» **Dataset**
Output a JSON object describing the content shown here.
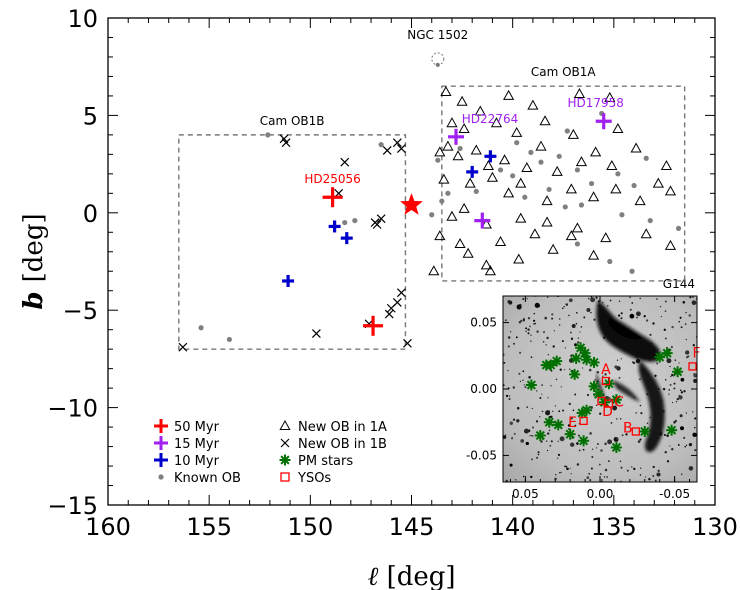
{
  "chart_data": {
    "type": "scatter",
    "xlabel_symbol": "ℓ",
    "xlabel_unit": "[deg]",
    "ylabel_symbol": "b",
    "ylabel_unit": "[deg]",
    "xlim": [
      160,
      130
    ],
    "ylim": [
      -15,
      10
    ],
    "xticks": [
      160,
      155,
      150,
      145,
      140,
      135,
      130
    ],
    "yticks": [
      10,
      5,
      0,
      -5,
      -10,
      -15
    ],
    "regions": [
      {
        "name": "Cam OB1B",
        "l_range": [
          156.5,
          145.3
        ],
        "b_range": [
          -7,
          4
        ]
      },
      {
        "name": "Cam OB1A",
        "l_range": [
          143.5,
          131.5
        ],
        "b_range": [
          -3.5,
          6.5
        ]
      }
    ],
    "ngc": {
      "label": "NGC 1502",
      "l": 143.7,
      "b": 7.9
    },
    "big_star": {
      "l": 145.0,
      "b": 0.4,
      "color": "#ff0000"
    },
    "clusters": [
      {
        "name": "HD25056",
        "l": 148.9,
        "b": 0.8,
        "age": "50 Myr",
        "labeled": true,
        "color": "#ff0000"
      },
      {
        "name": "",
        "l": 146.9,
        "b": -5.8,
        "age": "50 Myr",
        "labeled": false,
        "color": "#ff0000"
      },
      {
        "name": "HD22764",
        "l": 142.8,
        "b": 3.9,
        "age": "15 Myr",
        "labeled": true,
        "color": "#a020f0"
      },
      {
        "name": "HD17958",
        "l": 135.5,
        "b": 4.7,
        "age": "15 Myr",
        "labeled": true,
        "color": "#a020f0"
      },
      {
        "name": "",
        "l": 141.5,
        "b": -0.4,
        "age": "15 Myr",
        "labeled": false,
        "color": "#a020f0"
      },
      {
        "name": "",
        "l": 148.8,
        "b": -0.7,
        "age": "10 Myr",
        "labeled": false,
        "color": "#0000cd"
      },
      {
        "name": "",
        "l": 148.2,
        "b": -1.3,
        "age": "10 Myr",
        "labeled": false,
        "color": "#0000cd"
      },
      {
        "name": "",
        "l": 151.1,
        "b": -3.5,
        "age": "10 Myr",
        "labeled": false,
        "color": "#0000cd"
      },
      {
        "name": "",
        "l": 141.1,
        "b": 2.9,
        "age": "10 Myr",
        "labeled": false,
        "color": "#0000cd"
      },
      {
        "name": "",
        "l": 142.0,
        "b": 2.1,
        "age": "10 Myr",
        "labeled": false,
        "color": "#0000cd"
      }
    ],
    "new_ob_1a": [
      [
        143.3,
        6.2
      ],
      [
        142.5,
        5.7
      ],
      [
        141.6,
        5.2
      ],
      [
        140.2,
        6.0
      ],
      [
        139.0,
        5.5
      ],
      [
        136.7,
        6.1
      ],
      [
        135.2,
        5.9
      ],
      [
        143.0,
        4.6
      ],
      [
        142.4,
        4.3
      ],
      [
        140.8,
        4.6
      ],
      [
        139.8,
        4.1
      ],
      [
        138.4,
        4.7
      ],
      [
        137.0,
        4.0
      ],
      [
        134.8,
        4.3
      ],
      [
        143.6,
        3.1
      ],
      [
        143.2,
        3.4
      ],
      [
        142.7,
        2.9
      ],
      [
        141.8,
        3.2
      ],
      [
        141.2,
        2.4
      ],
      [
        140.4,
        2.7
      ],
      [
        139.3,
        2.3
      ],
      [
        138.6,
        3.4
      ],
      [
        137.8,
        2.1
      ],
      [
        136.6,
        2.6
      ],
      [
        135.9,
        3.1
      ],
      [
        135.1,
        2.4
      ],
      [
        133.9,
        3.3
      ],
      [
        132.4,
        2.4
      ],
      [
        143.4,
        1.7
      ],
      [
        142.1,
        1.5
      ],
      [
        141.0,
        1.8
      ],
      [
        140.2,
        1.0
      ],
      [
        139.6,
        1.5
      ],
      [
        138.3,
        0.6
      ],
      [
        137.1,
        1.2
      ],
      [
        136.0,
        0.8
      ],
      [
        134.9,
        1.2
      ],
      [
        133.7,
        0.6
      ],
      [
        132.8,
        1.5
      ],
      [
        132.2,
        1.1
      ],
      [
        143.0,
        -0.2
      ],
      [
        142.4,
        0.2
      ],
      [
        141.3,
        -0.6
      ],
      [
        139.6,
        -0.3
      ],
      [
        138.9,
        -1.1
      ],
      [
        138.3,
        -0.5
      ],
      [
        136.8,
        -0.8
      ],
      [
        135.4,
        -1.3
      ],
      [
        133.4,
        -1.1
      ],
      [
        132.2,
        -1.7
      ],
      [
        143.6,
        -1.2
      ],
      [
        142.6,
        -1.6
      ],
      [
        142.2,
        -2.1
      ],
      [
        140.6,
        -1.5
      ],
      [
        139.7,
        -2.4
      ],
      [
        138.0,
        -1.9
      ],
      [
        136.0,
        -2.2
      ],
      [
        141.3,
        -2.7
      ],
      [
        141.1,
        -3.0
      ],
      [
        143.9,
        -3.0
      ],
      [
        137.1,
        -1.2
      ]
    ],
    "new_ob_1b": [
      [
        151.2,
        3.6
      ],
      [
        151.3,
        3.8
      ],
      [
        148.3,
        2.6
      ],
      [
        146.2,
        3.2
      ],
      [
        145.7,
        3.6
      ],
      [
        145.5,
        3.3
      ],
      [
        146.7,
        -0.6
      ],
      [
        146.5,
        -0.3
      ],
      [
        146.1,
        -5.2
      ],
      [
        146.0,
        -4.9
      ],
      [
        145.5,
        -4.1
      ],
      [
        145.7,
        -4.6
      ],
      [
        149.7,
        -6.2
      ],
      [
        156.3,
        -6.9
      ],
      [
        145.2,
        -6.7
      ],
      [
        147.1,
        -5.7
      ],
      [
        148.6,
        1.0
      ],
      [
        146.8,
        -0.5
      ]
    ],
    "known_ob": [
      [
        152.1,
        4.0
      ],
      [
        155.4,
        -5.9
      ],
      [
        154.0,
        -6.5
      ],
      [
        147.8,
        -0.4
      ],
      [
        148.3,
        -0.5
      ],
      [
        146.5,
        3.5
      ],
      [
        143.7,
        2.7
      ],
      [
        142.6,
        3.3
      ],
      [
        140.6,
        2.2
      ],
      [
        140.0,
        1.9
      ],
      [
        139.1,
        3.1
      ],
      [
        138.6,
        2.6
      ],
      [
        137.7,
        2.9
      ],
      [
        136.8,
        2.2
      ],
      [
        136.1,
        1.5
      ],
      [
        134.8,
        2.0
      ],
      [
        134.0,
        1.4
      ],
      [
        133.4,
        2.8
      ],
      [
        137.3,
        4.2
      ],
      [
        135.6,
        5.1
      ],
      [
        138.2,
        1.2
      ],
      [
        136.6,
        0.4
      ],
      [
        134.6,
        -0.1
      ],
      [
        133.2,
        -0.4
      ],
      [
        131.8,
        -0.8
      ],
      [
        135.2,
        -2.5
      ],
      [
        139.8,
        3.6
      ],
      [
        141.8,
        1.1
      ],
      [
        143.2,
        1.0
      ],
      [
        139.4,
        0.8
      ],
      [
        143.5,
        0.6
      ],
      [
        144.0,
        -0.1
      ],
      [
        137.4,
        0.3
      ],
      [
        136.8,
        -1.6
      ],
      [
        134.1,
        -3.0
      ]
    ],
    "legend": {
      "col1": [
        {
          "label": "50 Myr",
          "kind": "cross",
          "color": "#ff0000"
        },
        {
          "label": "15 Myr",
          "kind": "cross",
          "color": "#a020f0"
        },
        {
          "label": "10 Myr",
          "kind": "cross",
          "color": "#0000cd"
        },
        {
          "label": "Known OB",
          "kind": "dot",
          "color": "#808080"
        }
      ],
      "col2": [
        {
          "label": "New OB in 1A",
          "kind": "triangle",
          "color": "#000000"
        },
        {
          "label": "New OB in 1B",
          "kind": "x",
          "color": "#000000"
        },
        {
          "label": "PM stars",
          "kind": "asterisk",
          "color": "#007000"
        },
        {
          "label": "YSOs",
          "kind": "square",
          "color": "#ff0000"
        }
      ]
    },
    "inset": {
      "title": "G144",
      "xlim": [
        0.065,
        -0.065
      ],
      "ylim": [
        -0.07,
        0.07
      ],
      "xticks": [
        0.05,
        0.0,
        -0.05
      ],
      "xtick_labels": [
        "0.05",
        "0.00",
        "-0.05"
      ],
      "yticks": [
        0.05,
        0.0,
        -0.05
      ],
      "ytick_labels": [
        "0.05",
        "0.00",
        "-0.05"
      ],
      "pm_stars": [
        [
          0.013,
          0.031
        ],
        [
          0.01,
          0.027
        ],
        [
          0.009,
          0.022
        ],
        [
          0.004,
          0.02
        ],
        [
          0.016,
          0.023
        ],
        [
          0.029,
          0.021
        ],
        [
          0.036,
          0.018
        ],
        [
          0.033,
          0.018
        ],
        [
          0.046,
          0.003
        ],
        [
          0.004,
          0.002
        ],
        [
          0.001,
          -0.004
        ],
        [
          -0.006,
          0.004
        ],
        [
          -0.011,
          -0.008
        ],
        [
          -0.003,
          -0.01
        ],
        [
          0.009,
          -0.016
        ],
        [
          0.012,
          -0.018
        ],
        [
          0.028,
          -0.027
        ],
        [
          0.034,
          -0.025
        ],
        [
          0.04,
          -0.035
        ],
        [
          0.02,
          -0.034
        ],
        [
          0.011,
          -0.039
        ],
        [
          -0.011,
          -0.044
        ],
        [
          -0.03,
          -0.032
        ],
        [
          -0.048,
          -0.031
        ],
        [
          -0.045,
          0.027
        ],
        [
          -0.052,
          0.013
        ],
        [
          -0.04,
          0.024
        ],
        [
          0.017,
          0.011
        ]
      ],
      "ysos": [
        {
          "label": "A",
          "x": -0.004,
          "y": 0.006
        },
        {
          "label": "B",
          "x": -0.024,
          "y": -0.032
        },
        {
          "label": "C",
          "x": -0.006,
          "y": -0.011
        },
        {
          "label": "D",
          "x": -0.001,
          "y": -0.009
        },
        {
          "label": "E",
          "x": 0.011,
          "y": -0.024
        },
        {
          "label": "F",
          "x": -0.062,
          "y": 0.017
        }
      ]
    }
  }
}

» **Problem to work on**
Select the lines that carry the string "kind" and copy them.

» **Answer to this task**
          "kind": "cross",
          "kind": "cross",
          "kind": "cross",
          "kind": "dot",
          "kind": "triangle",
          "kind": "x",
          "kind": "asterisk",
          "kind": "square",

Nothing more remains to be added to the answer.